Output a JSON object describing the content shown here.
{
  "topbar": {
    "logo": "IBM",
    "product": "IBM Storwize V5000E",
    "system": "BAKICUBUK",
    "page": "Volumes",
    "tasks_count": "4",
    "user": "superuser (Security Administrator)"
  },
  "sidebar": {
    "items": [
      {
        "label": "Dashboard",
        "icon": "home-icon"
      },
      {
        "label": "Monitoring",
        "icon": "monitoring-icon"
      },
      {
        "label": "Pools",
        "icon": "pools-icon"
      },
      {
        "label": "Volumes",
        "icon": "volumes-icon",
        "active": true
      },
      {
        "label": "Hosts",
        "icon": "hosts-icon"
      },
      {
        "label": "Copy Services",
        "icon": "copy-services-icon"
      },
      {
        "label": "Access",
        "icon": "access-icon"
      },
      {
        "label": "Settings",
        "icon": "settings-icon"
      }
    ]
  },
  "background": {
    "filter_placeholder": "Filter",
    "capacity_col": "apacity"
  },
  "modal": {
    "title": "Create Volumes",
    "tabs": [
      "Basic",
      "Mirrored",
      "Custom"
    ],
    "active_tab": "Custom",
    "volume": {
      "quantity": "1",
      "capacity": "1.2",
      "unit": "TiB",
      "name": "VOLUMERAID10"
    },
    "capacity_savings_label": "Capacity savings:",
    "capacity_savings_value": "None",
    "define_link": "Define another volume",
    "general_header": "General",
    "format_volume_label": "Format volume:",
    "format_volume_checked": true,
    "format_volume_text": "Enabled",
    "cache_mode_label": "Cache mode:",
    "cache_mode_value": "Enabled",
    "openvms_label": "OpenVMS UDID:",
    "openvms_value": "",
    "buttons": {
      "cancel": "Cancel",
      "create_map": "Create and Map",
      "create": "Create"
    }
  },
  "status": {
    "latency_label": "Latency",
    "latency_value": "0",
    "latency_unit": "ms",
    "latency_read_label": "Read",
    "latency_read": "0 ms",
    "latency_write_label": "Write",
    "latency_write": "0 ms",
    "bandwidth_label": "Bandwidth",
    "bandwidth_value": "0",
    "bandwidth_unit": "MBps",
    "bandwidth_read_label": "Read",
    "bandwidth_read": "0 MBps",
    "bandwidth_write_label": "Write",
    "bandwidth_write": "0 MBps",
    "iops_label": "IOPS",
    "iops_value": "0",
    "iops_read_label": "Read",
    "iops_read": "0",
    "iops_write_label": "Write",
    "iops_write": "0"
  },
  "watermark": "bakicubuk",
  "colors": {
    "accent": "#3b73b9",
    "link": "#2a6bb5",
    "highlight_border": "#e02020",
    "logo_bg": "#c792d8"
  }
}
+++++
Set every line of the listing down word for word.

OUTPUT FOR THIS EXERCISE:
Output a JSON object describing the content shown here.
{
  "topbar": {
    "logo": "IBM",
    "product": "IBM Storwize V5000E",
    "system": "BAKICUBUK",
    "page": "Volumes",
    "tasks_count": "4",
    "user": "superuser (Security Administrator)"
  },
  "sidebar": {
    "items": [
      {
        "label": "Dashboard",
        "icon": "home-icon"
      },
      {
        "label": "Monitoring",
        "icon": "monitoring-icon"
      },
      {
        "label": "Pools",
        "icon": "pools-icon"
      },
      {
        "label": "Volumes",
        "icon": "volumes-icon",
        "active": true
      },
      {
        "label": "Hosts",
        "icon": "hosts-icon"
      },
      {
        "label": "Copy Services",
        "icon": "copy-services-icon"
      },
      {
        "label": "Access",
        "icon": "access-icon"
      },
      {
        "label": "Settings",
        "icon": "settings-icon"
      }
    ]
  },
  "background": {
    "filter_placeholder": "Filter",
    "capacity_col": "apacity"
  },
  "modal": {
    "title": "Create Volumes",
    "tabs": [
      "Basic",
      "Mirrored",
      "Custom"
    ],
    "active_tab": "Custom",
    "volume": {
      "quantity": "1",
      "capacity": "1.2",
      "unit": "TiB",
      "name": "VOLUMERAID10"
    },
    "capacity_savings_label": "Capacity savings:",
    "capacity_savings_value": "None",
    "define_link": "Define another volume",
    "general_header": "General",
    "format_volume_label": "Format volume:",
    "format_volume_checked": true,
    "format_volume_text": "Enabled",
    "cache_mode_label": "Cache mode:",
    "cache_mode_value": "Enabled",
    "openvms_label": "OpenVMS UDID:",
    "openvms_value": "",
    "buttons": {
      "cancel": "Cancel",
      "create_map": "Create and Map",
      "create": "Create"
    }
  },
  "status": {
    "latency_label": "Latency",
    "latency_value": "0",
    "latency_unit": "ms",
    "latency_read_label": "Read",
    "latency_read": "0 ms",
    "latency_write_label": "Write",
    "latency_write": "0 ms",
    "bandwidth_label": "Bandwidth",
    "bandwidth_value": "0",
    "bandwidth_unit": "MBps",
    "bandwidth_read_label": "Read",
    "bandwidth_read": "0 MBps",
    "bandwidth_write_label": "Write",
    "bandwidth_write": "0 MBps",
    "iops_label": "IOPS",
    "iops_value": "0",
    "iops_read_label": "Read",
    "iops_read": "0",
    "iops_write_label": "Write",
    "iops_write": "0"
  },
  "watermark": "bakicubuk",
  "colors": {
    "accent": "#3b73b9",
    "link": "#2a6bb5",
    "highlight_border": "#e02020",
    "logo_bg": "#c792d8"
  }
}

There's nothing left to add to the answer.